### Exercise
Reproduce all the entries exactly and keep the pictures out.

### Task material
━━━━━━━━━━━━━━━━
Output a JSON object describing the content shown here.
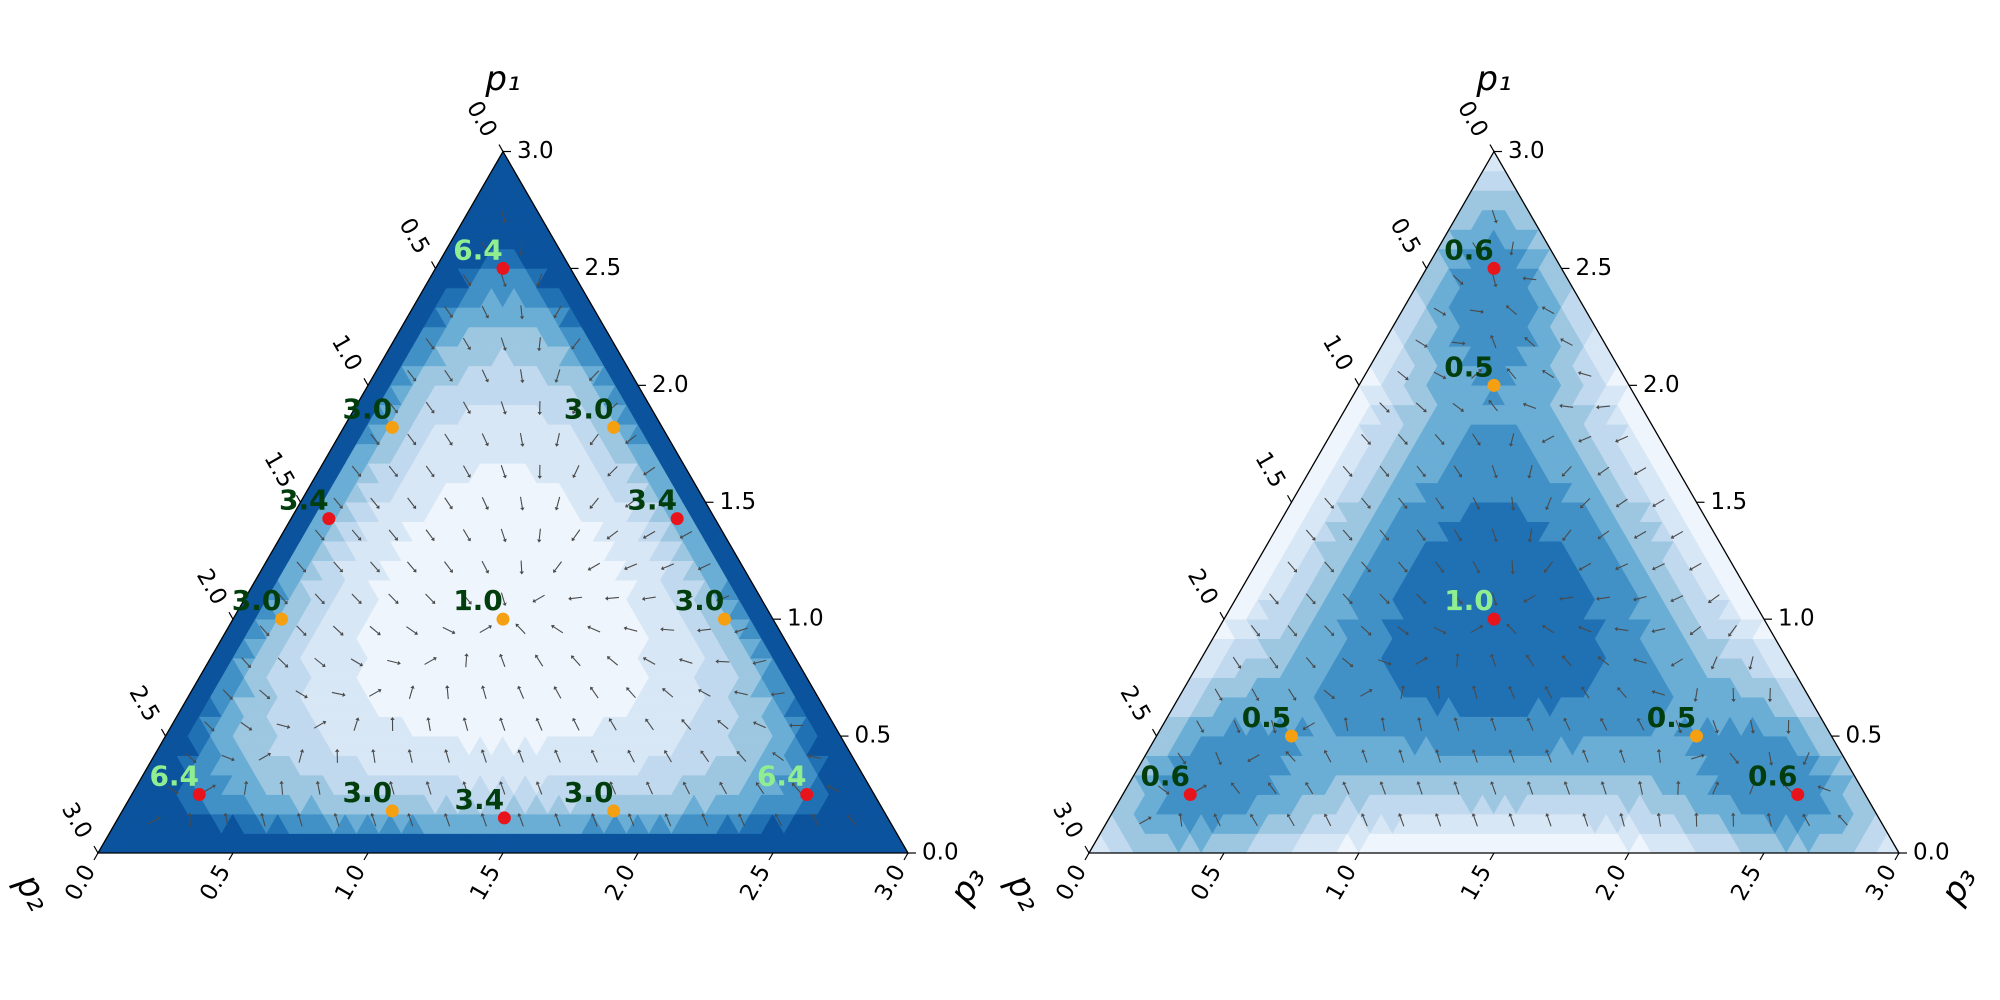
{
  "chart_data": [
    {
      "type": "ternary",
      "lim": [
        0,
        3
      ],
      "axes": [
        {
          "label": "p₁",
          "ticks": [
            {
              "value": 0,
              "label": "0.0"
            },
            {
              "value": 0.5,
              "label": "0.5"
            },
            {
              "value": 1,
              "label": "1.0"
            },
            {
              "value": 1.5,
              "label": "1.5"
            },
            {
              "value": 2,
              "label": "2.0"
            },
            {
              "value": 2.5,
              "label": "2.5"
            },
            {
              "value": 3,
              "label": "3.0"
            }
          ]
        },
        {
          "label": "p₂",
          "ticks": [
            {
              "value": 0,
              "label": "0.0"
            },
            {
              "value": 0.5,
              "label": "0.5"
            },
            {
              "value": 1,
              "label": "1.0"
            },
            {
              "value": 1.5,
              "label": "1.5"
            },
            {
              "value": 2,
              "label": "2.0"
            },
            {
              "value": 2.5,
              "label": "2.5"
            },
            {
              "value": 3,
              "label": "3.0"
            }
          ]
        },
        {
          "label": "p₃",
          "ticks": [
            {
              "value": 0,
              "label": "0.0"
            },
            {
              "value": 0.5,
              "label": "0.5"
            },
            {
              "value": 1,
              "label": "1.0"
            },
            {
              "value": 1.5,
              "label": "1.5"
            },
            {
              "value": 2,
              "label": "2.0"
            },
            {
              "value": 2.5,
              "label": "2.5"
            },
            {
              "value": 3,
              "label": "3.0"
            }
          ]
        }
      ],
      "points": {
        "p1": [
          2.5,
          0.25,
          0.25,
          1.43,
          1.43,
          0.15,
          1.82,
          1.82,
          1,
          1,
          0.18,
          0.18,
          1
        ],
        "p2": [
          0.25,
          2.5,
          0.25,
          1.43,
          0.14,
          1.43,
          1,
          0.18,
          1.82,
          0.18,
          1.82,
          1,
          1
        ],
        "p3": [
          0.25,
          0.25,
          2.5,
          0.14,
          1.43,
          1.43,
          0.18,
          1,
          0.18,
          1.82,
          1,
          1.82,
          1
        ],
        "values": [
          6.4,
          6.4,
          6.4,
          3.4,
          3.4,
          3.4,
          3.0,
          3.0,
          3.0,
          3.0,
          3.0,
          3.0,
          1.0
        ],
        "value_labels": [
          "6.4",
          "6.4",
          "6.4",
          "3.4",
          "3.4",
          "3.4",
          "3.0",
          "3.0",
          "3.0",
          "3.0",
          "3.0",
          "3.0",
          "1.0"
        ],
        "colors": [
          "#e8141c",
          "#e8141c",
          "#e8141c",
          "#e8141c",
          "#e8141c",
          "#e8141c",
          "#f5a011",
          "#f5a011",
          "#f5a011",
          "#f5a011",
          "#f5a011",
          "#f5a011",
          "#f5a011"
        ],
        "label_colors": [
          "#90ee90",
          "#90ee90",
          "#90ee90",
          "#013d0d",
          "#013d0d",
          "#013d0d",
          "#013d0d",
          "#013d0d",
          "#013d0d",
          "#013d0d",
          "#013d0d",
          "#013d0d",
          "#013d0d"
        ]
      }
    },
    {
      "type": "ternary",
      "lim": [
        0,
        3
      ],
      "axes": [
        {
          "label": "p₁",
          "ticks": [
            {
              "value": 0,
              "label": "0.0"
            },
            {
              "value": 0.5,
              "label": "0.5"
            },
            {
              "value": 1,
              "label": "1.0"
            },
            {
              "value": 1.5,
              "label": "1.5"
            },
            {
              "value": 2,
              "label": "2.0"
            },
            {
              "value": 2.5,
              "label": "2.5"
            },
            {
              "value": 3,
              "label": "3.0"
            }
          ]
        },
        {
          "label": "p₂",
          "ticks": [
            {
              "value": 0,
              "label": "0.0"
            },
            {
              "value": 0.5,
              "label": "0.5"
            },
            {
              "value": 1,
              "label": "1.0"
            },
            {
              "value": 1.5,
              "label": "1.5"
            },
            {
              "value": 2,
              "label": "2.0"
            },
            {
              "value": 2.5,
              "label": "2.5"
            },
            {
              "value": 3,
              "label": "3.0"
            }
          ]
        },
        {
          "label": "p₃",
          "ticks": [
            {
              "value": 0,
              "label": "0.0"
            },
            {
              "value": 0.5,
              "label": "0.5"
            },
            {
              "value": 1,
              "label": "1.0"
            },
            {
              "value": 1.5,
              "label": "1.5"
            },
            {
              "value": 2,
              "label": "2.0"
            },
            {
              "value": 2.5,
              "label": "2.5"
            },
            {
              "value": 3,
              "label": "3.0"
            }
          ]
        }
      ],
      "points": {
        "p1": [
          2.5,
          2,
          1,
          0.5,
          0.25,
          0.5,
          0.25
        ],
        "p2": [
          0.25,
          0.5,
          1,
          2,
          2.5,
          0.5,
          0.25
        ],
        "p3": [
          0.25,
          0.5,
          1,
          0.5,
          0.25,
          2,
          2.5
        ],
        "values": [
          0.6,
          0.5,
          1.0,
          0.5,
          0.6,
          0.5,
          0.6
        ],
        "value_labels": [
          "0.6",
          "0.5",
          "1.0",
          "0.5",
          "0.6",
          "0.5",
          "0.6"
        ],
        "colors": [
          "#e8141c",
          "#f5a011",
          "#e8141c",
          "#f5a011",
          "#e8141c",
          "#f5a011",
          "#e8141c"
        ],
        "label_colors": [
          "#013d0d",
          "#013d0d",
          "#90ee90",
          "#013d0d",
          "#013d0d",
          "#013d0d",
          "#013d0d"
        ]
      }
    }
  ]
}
━━━━━━━━━━━━━━━━
### Worked solution
Output a JSON object describing the content shown here.
{
  "chart_data": [
    {
      "type": "ternary",
      "lim": [
        0,
        3
      ],
      "axes": [
        {
          "label": "p₁",
          "ticks": [
            {
              "value": 0,
              "label": "0.0"
            },
            {
              "value": 0.5,
              "label": "0.5"
            },
            {
              "value": 1,
              "label": "1.0"
            },
            {
              "value": 1.5,
              "label": "1.5"
            },
            {
              "value": 2,
              "label": "2.0"
            },
            {
              "value": 2.5,
              "label": "2.5"
            },
            {
              "value": 3,
              "label": "3.0"
            }
          ]
        },
        {
          "label": "p₂",
          "ticks": [
            {
              "value": 0,
              "label": "0.0"
            },
            {
              "value": 0.5,
              "label": "0.5"
            },
            {
              "value": 1,
              "label": "1.0"
            },
            {
              "value": 1.5,
              "label": "1.5"
            },
            {
              "value": 2,
              "label": "2.0"
            },
            {
              "value": 2.5,
              "label": "2.5"
            },
            {
              "value": 3,
              "label": "3.0"
            }
          ]
        },
        {
          "label": "p₃",
          "ticks": [
            {
              "value": 0,
              "label": "0.0"
            },
            {
              "value": 0.5,
              "label": "0.5"
            },
            {
              "value": 1,
              "label": "1.0"
            },
            {
              "value": 1.5,
              "label": "1.5"
            },
            {
              "value": 2,
              "label": "2.0"
            },
            {
              "value": 2.5,
              "label": "2.5"
            },
            {
              "value": 3,
              "label": "3.0"
            }
          ]
        }
      ],
      "points": {
        "p1": [
          2.5,
          0.25,
          0.25,
          1.43,
          1.43,
          0.15,
          1.82,
          1.82,
          1,
          1,
          0.18,
          0.18,
          1
        ],
        "p2": [
          0.25,
          2.5,
          0.25,
          1.43,
          0.14,
          1.43,
          1,
          0.18,
          1.82,
          0.18,
          1.82,
          1,
          1
        ],
        "p3": [
          0.25,
          0.25,
          2.5,
          0.14,
          1.43,
          1.43,
          0.18,
          1,
          0.18,
          1.82,
          1,
          1.82,
          1
        ],
        "values": [
          6.4,
          6.4,
          6.4,
          3.4,
          3.4,
          3.4,
          3.0,
          3.0,
          3.0,
          3.0,
          3.0,
          3.0,
          1.0
        ],
        "value_labels": [
          "6.4",
          "6.4",
          "6.4",
          "3.4",
          "3.4",
          "3.4",
          "3.0",
          "3.0",
          "3.0",
          "3.0",
          "3.0",
          "3.0",
          "1.0"
        ],
        "colors": [
          "#e8141c",
          "#e8141c",
          "#e8141c",
          "#e8141c",
          "#e8141c",
          "#e8141c",
          "#f5a011",
          "#f5a011",
          "#f5a011",
          "#f5a011",
          "#f5a011",
          "#f5a011",
          "#f5a011"
        ],
        "label_colors": [
          "#90ee90",
          "#90ee90",
          "#90ee90",
          "#013d0d",
          "#013d0d",
          "#013d0d",
          "#013d0d",
          "#013d0d",
          "#013d0d",
          "#013d0d",
          "#013d0d",
          "#013d0d",
          "#013d0d"
        ]
      }
    },
    {
      "type": "ternary",
      "lim": [
        0,
        3
      ],
      "axes": [
        {
          "label": "p₁",
          "ticks": [
            {
              "value": 0,
              "label": "0.0"
            },
            {
              "value": 0.5,
              "label": "0.5"
            },
            {
              "value": 1,
              "label": "1.0"
            },
            {
              "value": 1.5,
              "label": "1.5"
            },
            {
              "value": 2,
              "label": "2.0"
            },
            {
              "value": 2.5,
              "label": "2.5"
            },
            {
              "value": 3,
              "label": "3.0"
            }
          ]
        },
        {
          "label": "p₂",
          "ticks": [
            {
              "value": 0,
              "label": "0.0"
            },
            {
              "value": 0.5,
              "label": "0.5"
            },
            {
              "value": 1,
              "label": "1.0"
            },
            {
              "value": 1.5,
              "label": "1.5"
            },
            {
              "value": 2,
              "label": "2.0"
            },
            {
              "value": 2.5,
              "label": "2.5"
            },
            {
              "value": 3,
              "label": "3.0"
            }
          ]
        },
        {
          "label": "p₃",
          "ticks": [
            {
              "value": 0,
              "label": "0.0"
            },
            {
              "value": 0.5,
              "label": "0.5"
            },
            {
              "value": 1,
              "label": "1.0"
            },
            {
              "value": 1.5,
              "label": "1.5"
            },
            {
              "value": 2,
              "label": "2.0"
            },
            {
              "value": 2.5,
              "label": "2.5"
            },
            {
              "value": 3,
              "label": "3.0"
            }
          ]
        }
      ],
      "points": {
        "p1": [
          2.5,
          2,
          1,
          0.5,
          0.25,
          0.5,
          0.25
        ],
        "p2": [
          0.25,
          0.5,
          1,
          2,
          2.5,
          0.5,
          0.25
        ],
        "p3": [
          0.25,
          0.5,
          1,
          0.5,
          0.25,
          2,
          2.5
        ],
        "values": [
          0.6,
          0.5,
          1.0,
          0.5,
          0.6,
          0.5,
          0.6
        ],
        "value_labels": [
          "0.6",
          "0.5",
          "1.0",
          "0.5",
          "0.6",
          "0.5",
          "0.6"
        ],
        "colors": [
          "#e8141c",
          "#f5a011",
          "#e8141c",
          "#f5a011",
          "#e8141c",
          "#f5a011",
          "#e8141c"
        ],
        "label_colors": [
          "#013d0d",
          "#013d0d",
          "#90ee90",
          "#013d0d",
          "#013d0d",
          "#013d0d",
          "#013d0d"
        ]
      }
    }
  ]
}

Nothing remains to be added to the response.